■ What the task asks: Copy every line from the material below that holds "确保为客人提供高质量的服务".

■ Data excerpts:
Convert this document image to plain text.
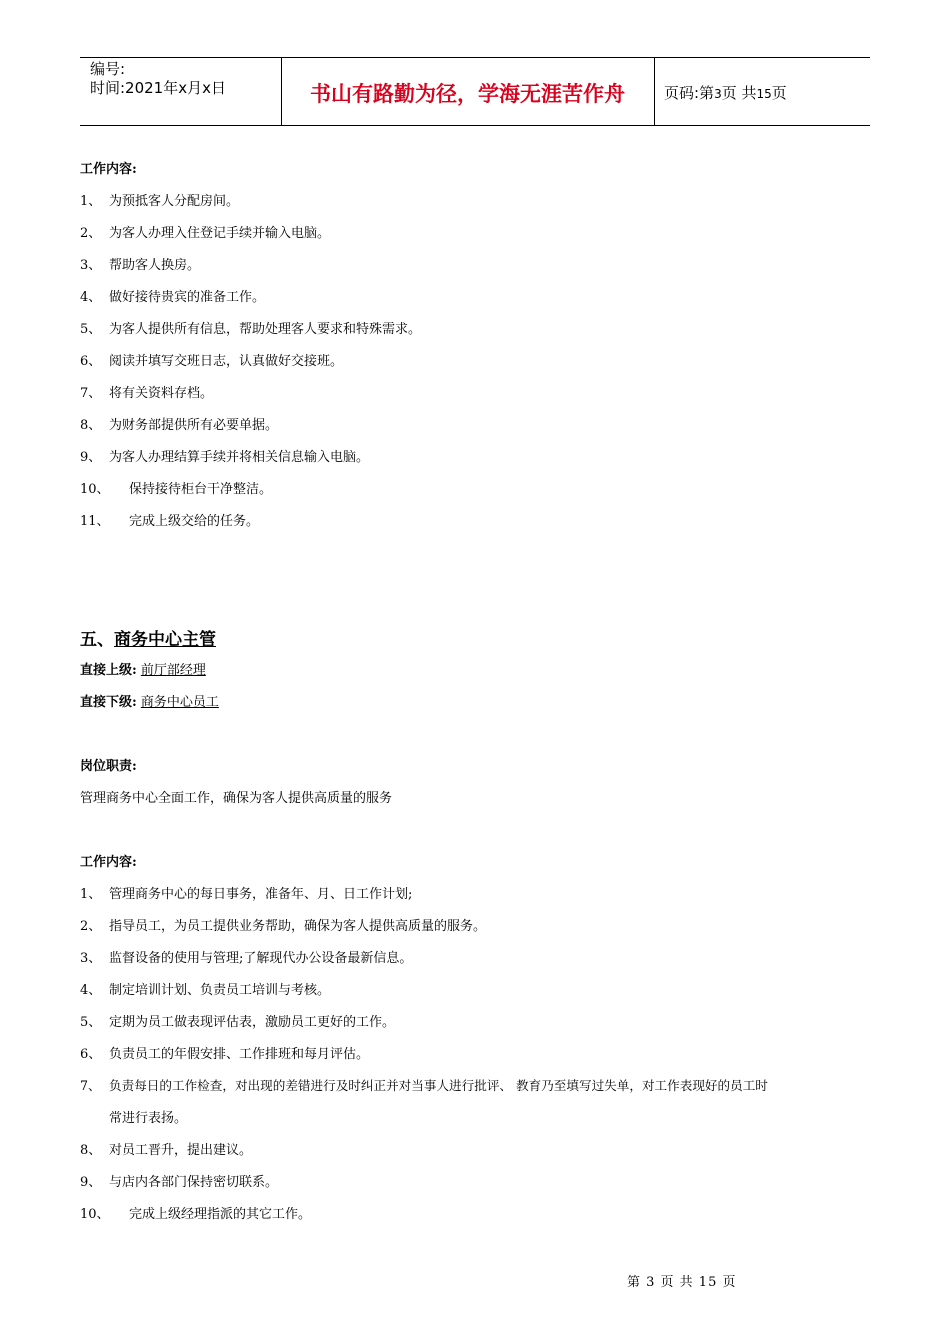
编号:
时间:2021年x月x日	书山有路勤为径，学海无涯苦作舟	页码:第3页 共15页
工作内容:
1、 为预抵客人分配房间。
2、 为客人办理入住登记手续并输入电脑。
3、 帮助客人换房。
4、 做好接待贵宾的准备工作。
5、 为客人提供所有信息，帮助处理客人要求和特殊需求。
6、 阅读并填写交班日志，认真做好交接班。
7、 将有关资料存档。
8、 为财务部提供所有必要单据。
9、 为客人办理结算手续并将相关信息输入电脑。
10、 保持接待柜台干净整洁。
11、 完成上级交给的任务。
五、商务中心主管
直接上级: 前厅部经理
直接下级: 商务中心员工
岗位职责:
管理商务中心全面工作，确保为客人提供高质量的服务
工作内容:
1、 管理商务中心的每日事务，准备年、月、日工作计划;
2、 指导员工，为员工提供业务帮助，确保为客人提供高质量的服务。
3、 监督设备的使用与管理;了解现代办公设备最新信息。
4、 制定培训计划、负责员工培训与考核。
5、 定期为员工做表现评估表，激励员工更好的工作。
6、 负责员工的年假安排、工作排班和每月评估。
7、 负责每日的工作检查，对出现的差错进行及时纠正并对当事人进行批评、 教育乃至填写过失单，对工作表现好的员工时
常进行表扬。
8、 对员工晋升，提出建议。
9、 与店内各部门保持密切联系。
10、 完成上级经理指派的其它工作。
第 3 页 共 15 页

■ Response below:
管理商务中心全面工作，确保为客人提供高质量的服务
2、 指导员工，为员工提供业务帮助，确保为客人提供高质量的服务。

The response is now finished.